#### Exercise input
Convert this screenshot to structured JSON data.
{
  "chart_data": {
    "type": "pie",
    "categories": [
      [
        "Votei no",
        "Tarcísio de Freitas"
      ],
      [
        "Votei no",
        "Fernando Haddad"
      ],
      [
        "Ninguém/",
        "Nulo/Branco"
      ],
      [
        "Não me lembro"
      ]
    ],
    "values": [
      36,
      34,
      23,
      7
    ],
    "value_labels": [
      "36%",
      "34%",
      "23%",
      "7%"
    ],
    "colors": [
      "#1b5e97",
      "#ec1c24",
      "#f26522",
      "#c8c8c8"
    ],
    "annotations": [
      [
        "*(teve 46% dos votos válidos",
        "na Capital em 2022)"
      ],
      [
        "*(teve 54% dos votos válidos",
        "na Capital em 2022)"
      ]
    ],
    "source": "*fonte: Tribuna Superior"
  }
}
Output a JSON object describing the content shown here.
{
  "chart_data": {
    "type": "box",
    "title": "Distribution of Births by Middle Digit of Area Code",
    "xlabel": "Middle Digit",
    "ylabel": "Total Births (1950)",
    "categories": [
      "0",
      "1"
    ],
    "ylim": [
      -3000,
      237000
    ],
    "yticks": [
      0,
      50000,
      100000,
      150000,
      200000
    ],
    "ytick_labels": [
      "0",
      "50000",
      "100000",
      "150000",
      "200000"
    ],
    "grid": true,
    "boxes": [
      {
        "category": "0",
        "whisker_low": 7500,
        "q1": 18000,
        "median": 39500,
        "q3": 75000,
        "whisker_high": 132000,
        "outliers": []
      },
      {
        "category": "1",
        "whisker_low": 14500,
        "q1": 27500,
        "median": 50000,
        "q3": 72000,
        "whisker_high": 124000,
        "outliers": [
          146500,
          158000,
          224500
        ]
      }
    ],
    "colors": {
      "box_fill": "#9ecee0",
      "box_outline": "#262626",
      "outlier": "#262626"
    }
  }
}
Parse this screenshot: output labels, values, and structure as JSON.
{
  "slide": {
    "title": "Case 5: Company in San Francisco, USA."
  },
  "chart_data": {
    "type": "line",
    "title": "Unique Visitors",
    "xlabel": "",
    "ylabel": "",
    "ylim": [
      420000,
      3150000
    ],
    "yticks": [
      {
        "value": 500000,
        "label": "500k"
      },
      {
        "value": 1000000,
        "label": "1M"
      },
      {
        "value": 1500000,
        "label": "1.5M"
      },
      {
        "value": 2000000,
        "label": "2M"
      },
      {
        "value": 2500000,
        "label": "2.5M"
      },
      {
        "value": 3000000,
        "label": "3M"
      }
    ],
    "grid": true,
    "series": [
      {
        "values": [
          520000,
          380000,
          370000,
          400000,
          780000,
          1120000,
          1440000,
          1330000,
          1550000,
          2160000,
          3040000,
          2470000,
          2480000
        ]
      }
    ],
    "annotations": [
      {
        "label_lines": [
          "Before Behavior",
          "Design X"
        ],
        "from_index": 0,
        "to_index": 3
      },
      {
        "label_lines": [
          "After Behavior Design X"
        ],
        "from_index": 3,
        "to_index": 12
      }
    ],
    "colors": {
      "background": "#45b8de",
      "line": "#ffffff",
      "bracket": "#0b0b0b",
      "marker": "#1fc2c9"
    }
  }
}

#### Short problem
Reproduce the final stretch of the data above: every line from the one holding "Parse this screenshot: output" through the end, inclusive, exactly as written and nothing else.

#### Final result
Parse this screenshot: output labels, values, and structure as JSON.
{
  "slide": {
    "title": "Case 5: Company in San Francisco, USA."
  },
  "chart_data": {
    "type": "line",
    "title": "Unique Visitors",
    "xlabel": "",
    "ylabel": "",
    "ylim": [
      420000,
      3150000
    ],
    "yticks": [
      {
        "value": 500000,
        "label": "500k"
      },
      {
        "value": 1000000,
        "label": "1M"
      },
      {
        "value": 1500000,
        "label": "1.5M"
      },
      {
        "value": 2000000,
        "label": "2M"
      },
      {
        "value": 2500000,
        "label": "2.5M"
      },
      {
        "value": 3000000,
        "label": "3M"
      }
    ],
    "grid": true,
    "series": [
      {
        "values": [
          520000,
          380000,
          370000,
          400000,
          780000,
          1120000,
          1440000,
          1330000,
          1550000,
          2160000,
          3040000,
          2470000,
          2480000
        ]
      }
    ],
    "annotations": [
      {
        "label_lines": [
          "Before Behavior",
          "Design X"
        ],
        "from_index": 0,
        "to_index": 3
      },
      {
        "label_lines": [
          "After Behavior Design X"
        ],
        "from_index": 3,
        "to_index": 12
      }
    ],
    "colors": {
      "background": "#45b8de",
      "line": "#ffffff",
      "bracket": "#0b0b0b",
      "marker": "#1fc2c9"
    }
  }
}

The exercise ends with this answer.